Aim of the task »
The records that follow must be repeated verbatim, every one of them.

☆ ☆ ☆ ☆ ☆ ☆ ☆

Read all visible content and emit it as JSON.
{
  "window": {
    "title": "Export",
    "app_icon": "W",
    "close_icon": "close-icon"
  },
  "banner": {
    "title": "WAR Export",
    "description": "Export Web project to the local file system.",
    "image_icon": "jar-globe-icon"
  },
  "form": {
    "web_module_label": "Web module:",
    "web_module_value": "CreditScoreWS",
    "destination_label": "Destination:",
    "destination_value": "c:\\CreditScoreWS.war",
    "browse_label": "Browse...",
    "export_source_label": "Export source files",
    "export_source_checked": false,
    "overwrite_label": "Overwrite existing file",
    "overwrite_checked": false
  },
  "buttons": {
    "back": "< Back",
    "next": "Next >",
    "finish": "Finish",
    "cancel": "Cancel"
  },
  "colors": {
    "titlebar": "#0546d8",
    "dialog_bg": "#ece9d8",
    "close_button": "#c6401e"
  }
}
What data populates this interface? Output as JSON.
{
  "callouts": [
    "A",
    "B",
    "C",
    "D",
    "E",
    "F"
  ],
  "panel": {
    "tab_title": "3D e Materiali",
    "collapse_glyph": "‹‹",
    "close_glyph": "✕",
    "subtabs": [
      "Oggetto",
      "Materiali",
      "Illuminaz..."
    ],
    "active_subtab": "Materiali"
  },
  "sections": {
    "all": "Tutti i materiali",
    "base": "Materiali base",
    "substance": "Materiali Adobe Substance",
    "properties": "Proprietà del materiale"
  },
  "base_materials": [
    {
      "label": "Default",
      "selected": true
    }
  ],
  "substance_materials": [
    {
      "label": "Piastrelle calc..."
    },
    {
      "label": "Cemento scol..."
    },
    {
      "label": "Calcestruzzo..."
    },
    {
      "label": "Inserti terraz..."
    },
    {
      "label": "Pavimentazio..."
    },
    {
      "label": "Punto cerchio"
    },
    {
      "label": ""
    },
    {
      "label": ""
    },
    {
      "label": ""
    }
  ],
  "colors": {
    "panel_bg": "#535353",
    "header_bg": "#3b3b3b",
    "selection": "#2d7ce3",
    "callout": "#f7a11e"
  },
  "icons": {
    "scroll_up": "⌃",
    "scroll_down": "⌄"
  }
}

☆ ☆ ☆ ☆ ☆ ☆ ☆

Solution to this problem »
Read all visible content and emit it as JSON.
{
  "window": {
    "title": "Export",
    "app_icon": "W",
    "close_icon": "close-icon"
  },
  "banner": {
    "title": "WAR Export",
    "description": "Export Web project to the local file system.",
    "image_icon": "jar-globe-icon"
  },
  "form": {
    "web_module_label": "Web module:",
    "web_module_value": "CreditScoreWS",
    "destination_label": "Destination:",
    "destination_value": "c:\\CreditScoreWS.war",
    "browse_label": "Browse...",
    "export_source_label": "Export source files",
    "export_source_checked": false,
    "overwrite_label": "Overwrite existing file",
    "overwrite_checked": false
  },
  "buttons": {
    "back": "< Back",
    "next": "Next >",
    "finish": "Finish",
    "cancel": "Cancel"
  },
  "colors": {
    "titlebar": "#0546d8",
    "dialog_bg": "#ece9d8",
    "close_button": "#c6401e"
  }
}
What data populates this interface? Output as JSON.
{
  "callouts": [
    "A",
    "B",
    "C",
    "D",
    "E",
    "F"
  ],
  "panel": {
    "tab_title": "3D e Materiali",
    "collapse_glyph": "‹‹",
    "close_glyph": "✕",
    "subtabs": [
      "Oggetto",
      "Materiali",
      "Illuminaz..."
    ],
    "active_subtab": "Materiali"
  },
  "sections": {
    "all": "Tutti i materiali",
    "base": "Materiali base",
    "substance": "Materiali Adobe Substance",
    "properties": "Proprietà del materiale"
  },
  "base_materials": [
    {
      "label": "Default",
      "selected": true
    }
  ],
  "substance_materials": [
    {
      "label": "Piastrelle calc..."
    },
    {
      "label": "Cemento scol..."
    },
    {
      "label": "Calcestruzzo..."
    },
    {
      "label": "Inserti terraz..."
    },
    {
      "label": "Pavimentazio..."
    },
    {
      "label": "Punto cerchio"
    },
    {
      "label": ""
    },
    {
      "label": ""
    },
    {
      "label": ""
    }
  ],
  "colors": {
    "panel_bg": "#535353",
    "header_bg": "#3b3b3b",
    "selection": "#2d7ce3",
    "callout": "#f7a11e"
  },
  "icons": {
    "scroll_up": "⌃",
    "scroll_down": "⌄"
  }
}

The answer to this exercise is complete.